* **Set problem**: Return only the number of lines that hold "point".

* **Available data**:
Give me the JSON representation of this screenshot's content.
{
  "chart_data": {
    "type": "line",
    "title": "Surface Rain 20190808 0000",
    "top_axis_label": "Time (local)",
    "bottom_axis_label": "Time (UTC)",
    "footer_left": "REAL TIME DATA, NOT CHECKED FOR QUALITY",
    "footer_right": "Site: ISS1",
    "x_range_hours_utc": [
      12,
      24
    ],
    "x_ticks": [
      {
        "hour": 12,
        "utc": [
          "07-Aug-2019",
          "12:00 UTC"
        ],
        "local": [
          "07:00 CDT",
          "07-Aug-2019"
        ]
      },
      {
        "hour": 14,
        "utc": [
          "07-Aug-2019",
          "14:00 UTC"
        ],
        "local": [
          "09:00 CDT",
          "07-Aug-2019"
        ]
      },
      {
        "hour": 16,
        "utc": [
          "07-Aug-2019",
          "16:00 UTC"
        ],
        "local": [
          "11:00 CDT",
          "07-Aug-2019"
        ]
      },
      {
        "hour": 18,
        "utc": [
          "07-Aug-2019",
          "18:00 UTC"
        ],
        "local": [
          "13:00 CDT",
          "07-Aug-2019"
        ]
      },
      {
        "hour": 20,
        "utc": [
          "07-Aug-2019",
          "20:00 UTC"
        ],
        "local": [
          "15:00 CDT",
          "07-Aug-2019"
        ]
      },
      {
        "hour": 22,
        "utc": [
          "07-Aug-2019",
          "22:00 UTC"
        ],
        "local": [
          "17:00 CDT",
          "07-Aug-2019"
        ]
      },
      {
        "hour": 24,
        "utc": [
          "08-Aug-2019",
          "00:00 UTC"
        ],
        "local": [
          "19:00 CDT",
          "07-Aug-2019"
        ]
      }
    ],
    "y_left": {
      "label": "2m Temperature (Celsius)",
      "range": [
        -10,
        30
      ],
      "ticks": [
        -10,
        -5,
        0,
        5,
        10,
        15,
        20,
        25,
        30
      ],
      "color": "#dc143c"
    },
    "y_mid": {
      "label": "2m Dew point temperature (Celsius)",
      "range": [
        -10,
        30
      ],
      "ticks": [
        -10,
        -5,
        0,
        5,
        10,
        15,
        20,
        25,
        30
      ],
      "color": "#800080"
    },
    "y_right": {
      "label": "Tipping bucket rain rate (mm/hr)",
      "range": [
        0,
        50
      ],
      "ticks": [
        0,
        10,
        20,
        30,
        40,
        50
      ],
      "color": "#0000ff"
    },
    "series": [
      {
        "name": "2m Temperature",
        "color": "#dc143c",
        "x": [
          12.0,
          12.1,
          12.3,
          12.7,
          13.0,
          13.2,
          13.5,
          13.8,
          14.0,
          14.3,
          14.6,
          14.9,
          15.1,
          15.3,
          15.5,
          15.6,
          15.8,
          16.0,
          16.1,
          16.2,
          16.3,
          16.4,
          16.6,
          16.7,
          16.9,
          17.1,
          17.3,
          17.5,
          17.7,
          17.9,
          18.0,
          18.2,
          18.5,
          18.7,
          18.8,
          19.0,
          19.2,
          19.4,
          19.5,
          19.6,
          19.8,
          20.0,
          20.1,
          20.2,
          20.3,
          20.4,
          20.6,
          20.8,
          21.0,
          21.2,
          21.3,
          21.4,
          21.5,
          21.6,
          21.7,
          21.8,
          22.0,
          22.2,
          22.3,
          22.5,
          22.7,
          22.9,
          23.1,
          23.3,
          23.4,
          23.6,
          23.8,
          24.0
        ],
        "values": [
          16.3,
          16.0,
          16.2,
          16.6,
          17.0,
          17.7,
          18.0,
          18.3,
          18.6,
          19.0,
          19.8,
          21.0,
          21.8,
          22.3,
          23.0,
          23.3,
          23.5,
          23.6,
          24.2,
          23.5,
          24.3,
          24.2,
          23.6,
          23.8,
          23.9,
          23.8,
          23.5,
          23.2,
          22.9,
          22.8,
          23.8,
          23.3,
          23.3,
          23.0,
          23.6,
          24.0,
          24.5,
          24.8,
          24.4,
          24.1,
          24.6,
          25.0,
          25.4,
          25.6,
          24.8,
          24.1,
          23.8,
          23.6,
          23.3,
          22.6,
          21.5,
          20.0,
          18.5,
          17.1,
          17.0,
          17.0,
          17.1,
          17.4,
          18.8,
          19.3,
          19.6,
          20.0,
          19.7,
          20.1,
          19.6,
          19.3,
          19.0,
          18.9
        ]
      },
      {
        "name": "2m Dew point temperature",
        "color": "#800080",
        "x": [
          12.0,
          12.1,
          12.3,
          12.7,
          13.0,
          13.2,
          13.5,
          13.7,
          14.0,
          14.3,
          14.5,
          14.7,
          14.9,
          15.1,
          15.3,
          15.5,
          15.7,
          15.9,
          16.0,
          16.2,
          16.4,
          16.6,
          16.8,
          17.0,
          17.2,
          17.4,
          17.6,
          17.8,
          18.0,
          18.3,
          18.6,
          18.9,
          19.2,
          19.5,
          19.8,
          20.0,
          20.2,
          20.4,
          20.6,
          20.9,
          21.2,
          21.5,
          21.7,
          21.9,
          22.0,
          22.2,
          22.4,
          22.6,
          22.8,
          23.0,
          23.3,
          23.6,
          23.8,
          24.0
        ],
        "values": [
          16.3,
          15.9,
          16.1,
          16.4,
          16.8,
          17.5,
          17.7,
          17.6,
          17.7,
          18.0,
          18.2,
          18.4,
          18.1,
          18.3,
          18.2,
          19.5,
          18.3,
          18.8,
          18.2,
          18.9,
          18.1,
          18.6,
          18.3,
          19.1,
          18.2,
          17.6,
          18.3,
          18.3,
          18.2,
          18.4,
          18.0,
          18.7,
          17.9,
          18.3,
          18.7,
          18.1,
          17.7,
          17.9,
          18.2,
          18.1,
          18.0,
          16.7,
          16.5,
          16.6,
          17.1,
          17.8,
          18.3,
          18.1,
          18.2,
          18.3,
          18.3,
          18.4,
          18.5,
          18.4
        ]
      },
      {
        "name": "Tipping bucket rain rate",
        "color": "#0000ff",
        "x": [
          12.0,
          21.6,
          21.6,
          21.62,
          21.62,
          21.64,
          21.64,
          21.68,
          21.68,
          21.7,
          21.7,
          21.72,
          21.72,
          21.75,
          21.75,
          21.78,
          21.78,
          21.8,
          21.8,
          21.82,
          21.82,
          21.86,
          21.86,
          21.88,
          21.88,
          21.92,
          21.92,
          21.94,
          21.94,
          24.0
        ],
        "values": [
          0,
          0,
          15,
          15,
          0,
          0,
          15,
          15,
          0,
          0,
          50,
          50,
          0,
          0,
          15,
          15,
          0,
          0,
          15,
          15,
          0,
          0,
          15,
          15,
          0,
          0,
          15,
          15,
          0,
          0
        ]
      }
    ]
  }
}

* **Answer to this problem**: 2